_Exercise requirements_.
Recast the lines below as a numbered list, omitting blank lines. Leave the pictures out of the answer.

═════ Items

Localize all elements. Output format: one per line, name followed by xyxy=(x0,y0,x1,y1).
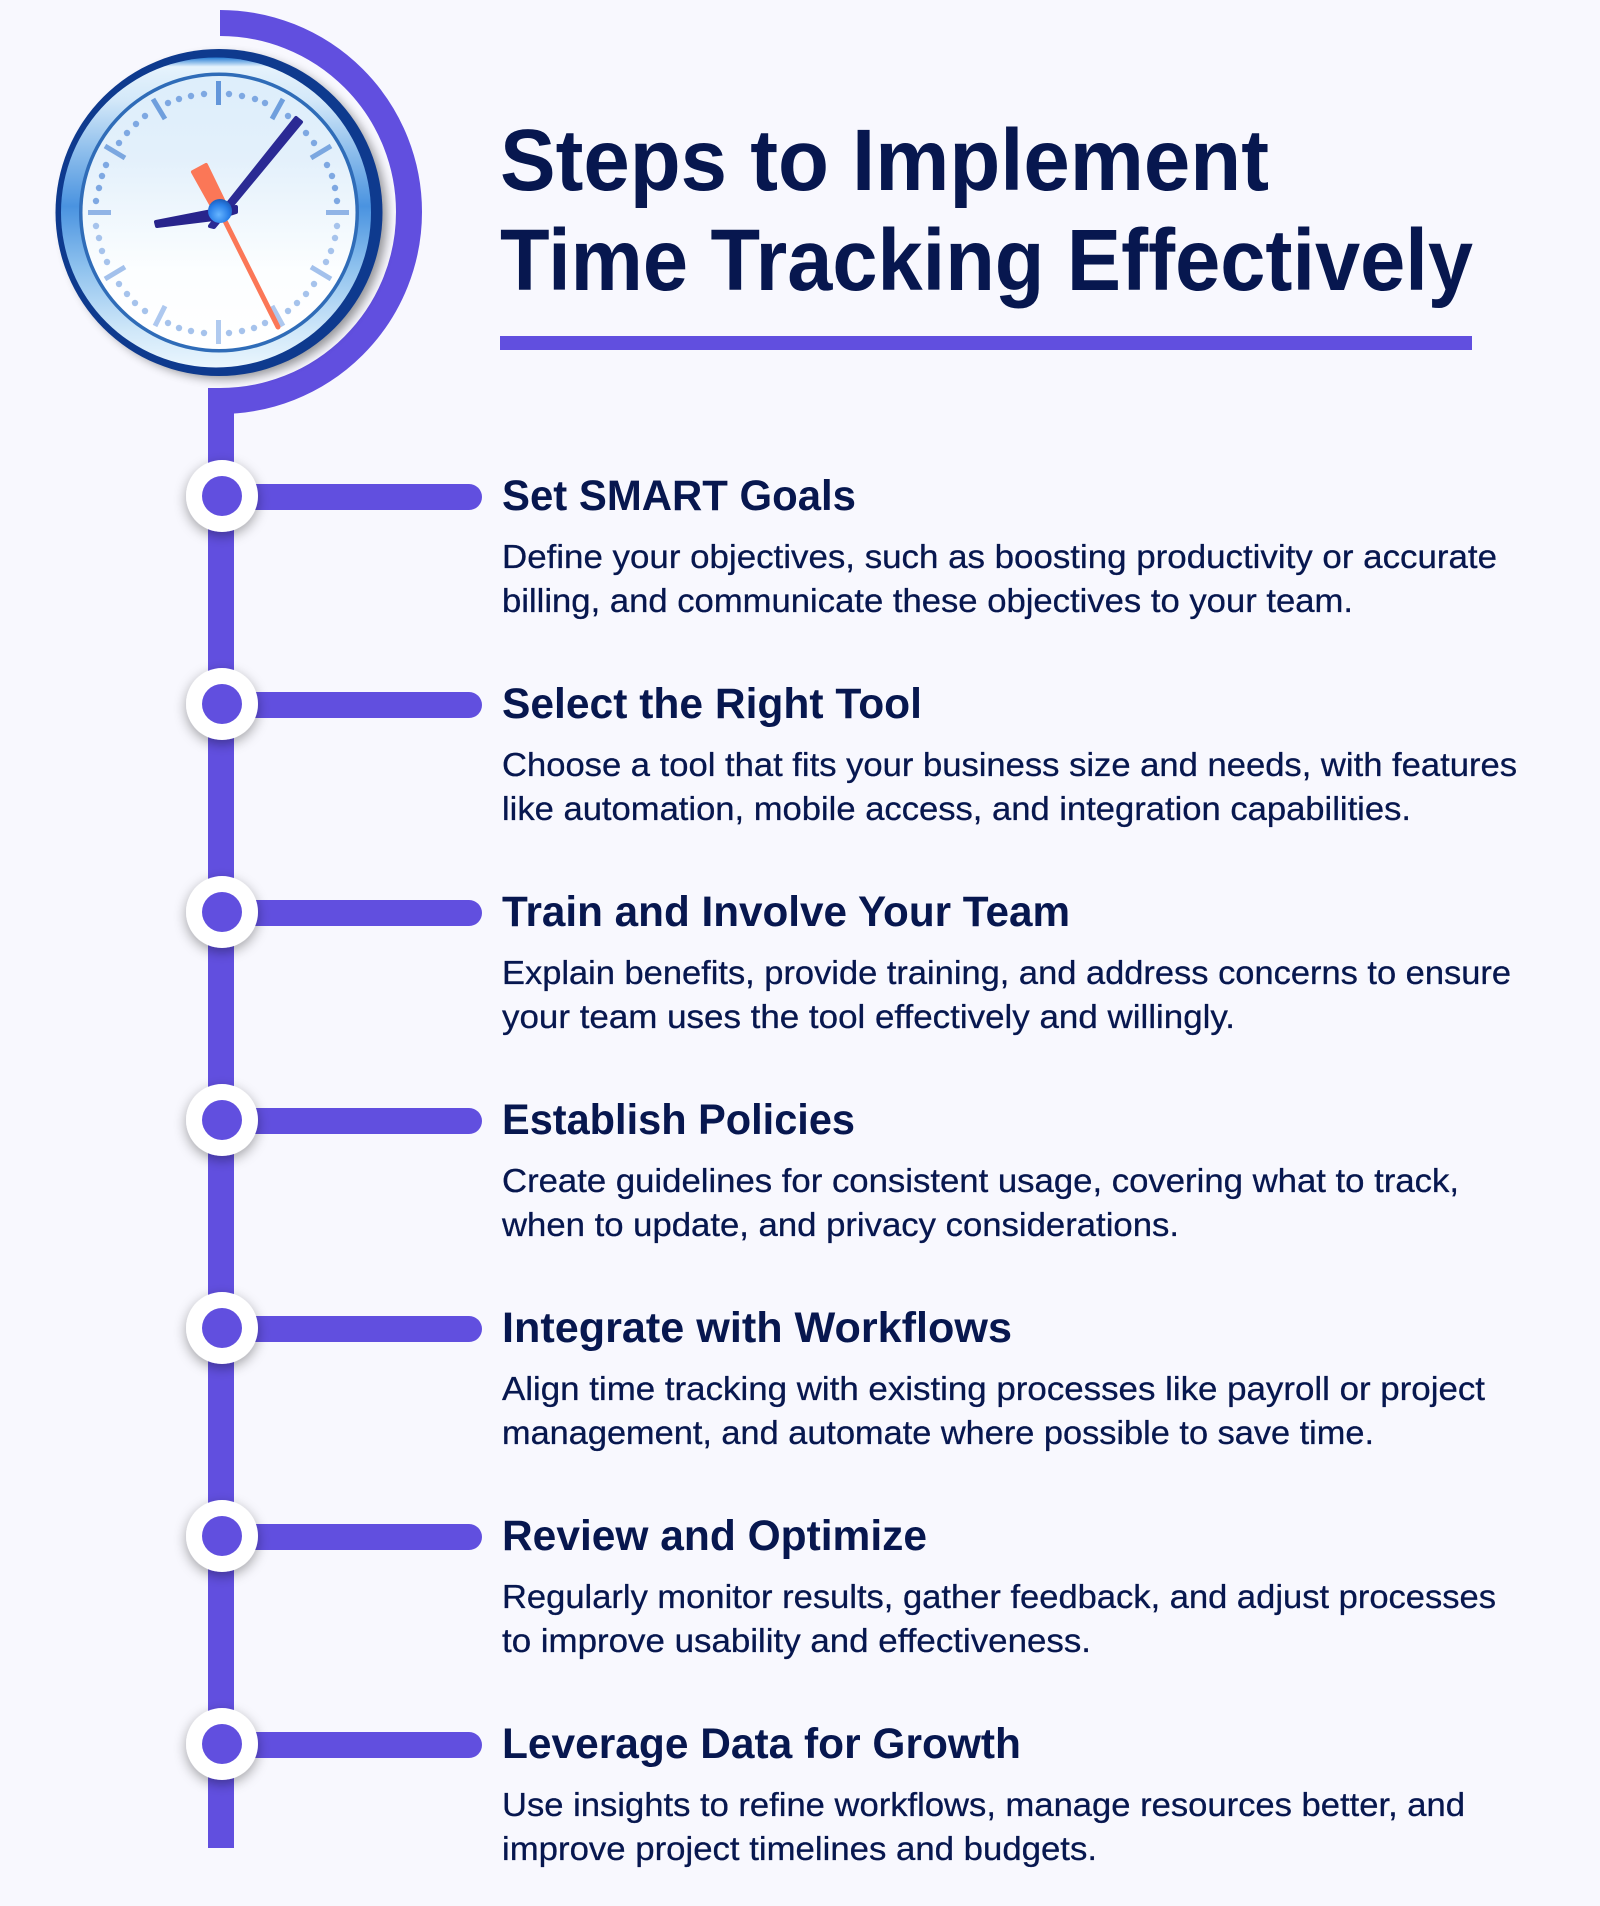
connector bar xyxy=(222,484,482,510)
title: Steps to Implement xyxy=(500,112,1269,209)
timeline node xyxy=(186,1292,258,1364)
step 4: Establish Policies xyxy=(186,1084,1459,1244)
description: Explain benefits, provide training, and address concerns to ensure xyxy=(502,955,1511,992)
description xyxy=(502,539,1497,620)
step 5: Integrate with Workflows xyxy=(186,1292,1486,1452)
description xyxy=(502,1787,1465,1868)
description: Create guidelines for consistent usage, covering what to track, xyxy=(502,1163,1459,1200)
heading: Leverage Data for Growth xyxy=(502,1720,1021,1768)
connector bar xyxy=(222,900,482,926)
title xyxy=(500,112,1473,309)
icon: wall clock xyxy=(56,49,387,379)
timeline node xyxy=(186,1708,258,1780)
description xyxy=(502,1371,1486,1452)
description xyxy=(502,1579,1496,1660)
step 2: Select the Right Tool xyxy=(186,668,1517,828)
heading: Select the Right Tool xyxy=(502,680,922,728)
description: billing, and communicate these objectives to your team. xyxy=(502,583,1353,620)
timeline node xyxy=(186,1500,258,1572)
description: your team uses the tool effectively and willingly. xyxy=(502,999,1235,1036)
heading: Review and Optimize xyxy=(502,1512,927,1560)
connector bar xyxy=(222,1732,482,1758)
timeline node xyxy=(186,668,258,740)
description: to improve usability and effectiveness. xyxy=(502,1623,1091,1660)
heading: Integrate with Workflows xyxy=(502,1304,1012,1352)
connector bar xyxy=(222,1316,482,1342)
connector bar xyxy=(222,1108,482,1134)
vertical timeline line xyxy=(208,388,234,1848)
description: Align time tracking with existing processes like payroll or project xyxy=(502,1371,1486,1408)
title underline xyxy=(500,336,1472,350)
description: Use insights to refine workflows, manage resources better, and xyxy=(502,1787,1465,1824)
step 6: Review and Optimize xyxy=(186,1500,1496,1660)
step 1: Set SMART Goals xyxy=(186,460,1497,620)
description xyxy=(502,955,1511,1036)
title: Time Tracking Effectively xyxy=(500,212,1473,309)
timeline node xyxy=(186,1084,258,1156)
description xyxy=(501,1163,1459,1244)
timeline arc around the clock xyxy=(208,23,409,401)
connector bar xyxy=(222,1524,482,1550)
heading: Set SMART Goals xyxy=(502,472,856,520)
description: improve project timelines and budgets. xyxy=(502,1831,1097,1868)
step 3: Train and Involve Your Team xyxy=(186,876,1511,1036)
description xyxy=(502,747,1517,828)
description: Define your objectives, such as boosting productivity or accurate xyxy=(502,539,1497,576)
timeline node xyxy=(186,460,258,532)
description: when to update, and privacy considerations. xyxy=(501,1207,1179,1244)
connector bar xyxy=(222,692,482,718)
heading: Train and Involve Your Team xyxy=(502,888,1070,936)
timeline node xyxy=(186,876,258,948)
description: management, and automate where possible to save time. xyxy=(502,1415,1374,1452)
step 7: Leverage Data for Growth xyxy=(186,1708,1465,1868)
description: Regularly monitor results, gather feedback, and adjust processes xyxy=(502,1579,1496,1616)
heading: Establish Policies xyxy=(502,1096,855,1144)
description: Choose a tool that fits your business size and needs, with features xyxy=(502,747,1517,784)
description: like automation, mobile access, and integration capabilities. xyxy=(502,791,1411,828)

══════════

_Exercise result_.
1. Localize all elements. Output format: one per line, name followed by xyxy=(x0,y0,x1,y1).
2. connector bar xyxy=(222,484,482,510)
3. title: Steps to Implement xyxy=(500,112,1269,209)
4. timeline node xyxy=(186,1292,258,1364)
5. step 4: Establish Policies xyxy=(186,1084,1459,1244)
6. description: Explain benefits, provide training, and address concerns to ensure xyxy=(502,955,1511,992)
7. description xyxy=(502,539,1497,620)
8. step 5: Integrate with Workflows xyxy=(186,1292,1486,1452)
9. description xyxy=(502,1787,1465,1868)
10. description: Create guidelines for consistent usage, covering what to track, xyxy=(502,1163,1459,1200)
11. heading: Leverage Data for Growth xyxy=(502,1720,1021,1768)
12. connector bar xyxy=(222,900,482,926)
13. title xyxy=(500,112,1473,309)
14. icon: wall clock xyxy=(56,49,387,379)
15. timeline node xyxy=(186,1708,258,1780)
16. description xyxy=(502,1371,1486,1452)
17. description xyxy=(502,1579,1496,1660)
18. step 2: Select the Right Tool xyxy=(186,668,1517,828)
19. heading: Select the Right Tool xyxy=(502,680,922,728)
20. description: billing, and communicate these objectives to your team. xyxy=(502,583,1353,620)
21. timeline node xyxy=(186,1500,258,1572)
22. description: your team uses the tool effectively and willingly. xyxy=(502,999,1235,1036)
23. heading: Review and Optimize xyxy=(502,1512,927,1560)
24. connector bar xyxy=(222,1732,482,1758)
25. timeline node xyxy=(186,668,258,740)
26. description: to improve usability and effectiveness. xyxy=(502,1623,1091,1660)
27. heading: Integrate with Workflows xyxy=(502,1304,1012,1352)
28. connector bar xyxy=(222,1316,482,1342)
29. connector bar xyxy=(222,1108,482,1134)
30. vertical timeline line xyxy=(208,388,234,1848)
31. description: Align time tracking with existing processes like payroll or project xyxy=(502,1371,1486,1408)
32. title underline xyxy=(500,336,1472,350)
33. description: Use insights to refine workflows, manage resources better, and xyxy=(502,1787,1465,1824)
34. step 6: Review and Optimize xyxy=(186,1500,1496,1660)
35. step 1: Set SMART Goals xyxy=(186,460,1497,620)
36. description xyxy=(502,955,1511,1036)
37. title: Time Tracking Effectively xyxy=(500,212,1473,309)
38. timeline node xyxy=(186,1084,258,1156)
39. description xyxy=(501,1163,1459,1244)
40. timeline arc around the clock xyxy=(208,23,409,401)
41. connector bar xyxy=(222,1524,482,1550)
42. heading: Set SMART Goals xyxy=(502,472,856,520)
43. description: improve project timelines and budgets. xyxy=(502,1831,1097,1868)
44. step 3: Train and Involve Your Team xyxy=(186,876,1511,1036)
45. description xyxy=(502,747,1517,828)
46. description: Define your objectives, such as boosting productivity or accurate xyxy=(502,539,1497,576)
47. timeline node xyxy=(186,460,258,532)
48. description: when to update, and privacy considerations. xyxy=(501,1207,1179,1244)
49. connector bar xyxy=(222,692,482,718)
50. heading: Train and Involve Your Team xyxy=(502,888,1070,936)
51. timeline node xyxy=(186,876,258,948)
52. description: management, and automate where possible to save time. xyxy=(502,1415,1374,1452)
53. step 7: Leverage Data for Growth xyxy=(186,1708,1465,1868)
54. description: Regularly monitor results, gather feedback, and adjust processes xyxy=(502,1579,1496,1616)
55. heading: Establish Policies xyxy=(502,1096,855,1144)
56. description: Choose a tool that fits your business size and needs, with features xyxy=(502,747,1517,784)
57. description: like automation, mobile access, and integration capabilities. xyxy=(502,791,1411,828)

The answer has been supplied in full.